Task input -

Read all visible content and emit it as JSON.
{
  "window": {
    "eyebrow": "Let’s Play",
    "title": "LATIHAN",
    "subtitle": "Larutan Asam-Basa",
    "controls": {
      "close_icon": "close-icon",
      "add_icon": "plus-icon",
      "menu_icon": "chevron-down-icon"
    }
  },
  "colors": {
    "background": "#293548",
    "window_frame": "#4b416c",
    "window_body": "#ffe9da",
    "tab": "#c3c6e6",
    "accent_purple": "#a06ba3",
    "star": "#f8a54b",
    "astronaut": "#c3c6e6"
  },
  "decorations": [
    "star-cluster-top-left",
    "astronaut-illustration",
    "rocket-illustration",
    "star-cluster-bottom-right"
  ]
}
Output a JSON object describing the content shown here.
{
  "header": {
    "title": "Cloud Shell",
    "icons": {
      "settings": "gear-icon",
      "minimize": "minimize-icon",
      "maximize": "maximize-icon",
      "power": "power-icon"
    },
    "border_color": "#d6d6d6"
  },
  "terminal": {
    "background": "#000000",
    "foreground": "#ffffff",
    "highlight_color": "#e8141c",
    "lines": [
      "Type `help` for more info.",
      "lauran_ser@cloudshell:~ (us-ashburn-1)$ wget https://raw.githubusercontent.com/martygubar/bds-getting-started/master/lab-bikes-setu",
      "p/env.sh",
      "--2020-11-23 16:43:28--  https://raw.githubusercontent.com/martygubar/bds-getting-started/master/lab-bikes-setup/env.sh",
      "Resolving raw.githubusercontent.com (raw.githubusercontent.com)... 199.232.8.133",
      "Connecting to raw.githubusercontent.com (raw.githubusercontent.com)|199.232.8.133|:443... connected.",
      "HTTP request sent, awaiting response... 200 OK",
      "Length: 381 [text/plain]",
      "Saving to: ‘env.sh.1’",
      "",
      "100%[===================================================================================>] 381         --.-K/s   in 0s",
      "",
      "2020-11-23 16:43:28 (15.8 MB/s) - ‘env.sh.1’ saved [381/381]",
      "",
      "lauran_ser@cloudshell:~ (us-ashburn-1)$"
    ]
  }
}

Task description -
Repeat the data in its entirety, character for character.

Answer below -
Read all visible content and emit it as JSON.
{
  "window": {
    "eyebrow": "Let’s Play",
    "title": "LATIHAN",
    "subtitle": "Larutan Asam-Basa",
    "controls": {
      "close_icon": "close-icon",
      "add_icon": "plus-icon",
      "menu_icon": "chevron-down-icon"
    }
  },
  "colors": {
    "background": "#293548",
    "window_frame": "#4b416c",
    "window_body": "#ffe9da",
    "tab": "#c3c6e6",
    "accent_purple": "#a06ba3",
    "star": "#f8a54b",
    "astronaut": "#c3c6e6"
  },
  "decorations": [
    "star-cluster-top-left",
    "astronaut-illustration",
    "rocket-illustration",
    "star-cluster-bottom-right"
  ]
}
Output a JSON object describing the content shown here.
{
  "header": {
    "title": "Cloud Shell",
    "icons": {
      "settings": "gear-icon",
      "minimize": "minimize-icon",
      "maximize": "maximize-icon",
      "power": "power-icon"
    },
    "border_color": "#d6d6d6"
  },
  "terminal": {
    "background": "#000000",
    "foreground": "#ffffff",
    "highlight_color": "#e8141c",
    "lines": [
      "Type `help` for more info.",
      "lauran_ser@cloudshell:~ (us-ashburn-1)$ wget https://raw.githubusercontent.com/martygubar/bds-getting-started/master/lab-bikes-setu",
      "p/env.sh",
      "--2020-11-23 16:43:28--  https://raw.githubusercontent.com/martygubar/bds-getting-started/master/lab-bikes-setup/env.sh",
      "Resolving raw.githubusercontent.com (raw.githubusercontent.com)... 199.232.8.133",
      "Connecting to raw.githubusercontent.com (raw.githubusercontent.com)|199.232.8.133|:443... connected.",
      "HTTP request sent, awaiting response... 200 OK",
      "Length: 381 [text/plain]",
      "Saving to: ‘env.sh.1’",
      "",
      "100%[===================================================================================>] 381         --.-K/s   in 0s",
      "",
      "2020-11-23 16:43:28 (15.8 MB/s) - ‘env.sh.1’ saved [381/381]",
      "",
      "lauran_ser@cloudshell:~ (us-ashburn-1)$"
    ]
  }
}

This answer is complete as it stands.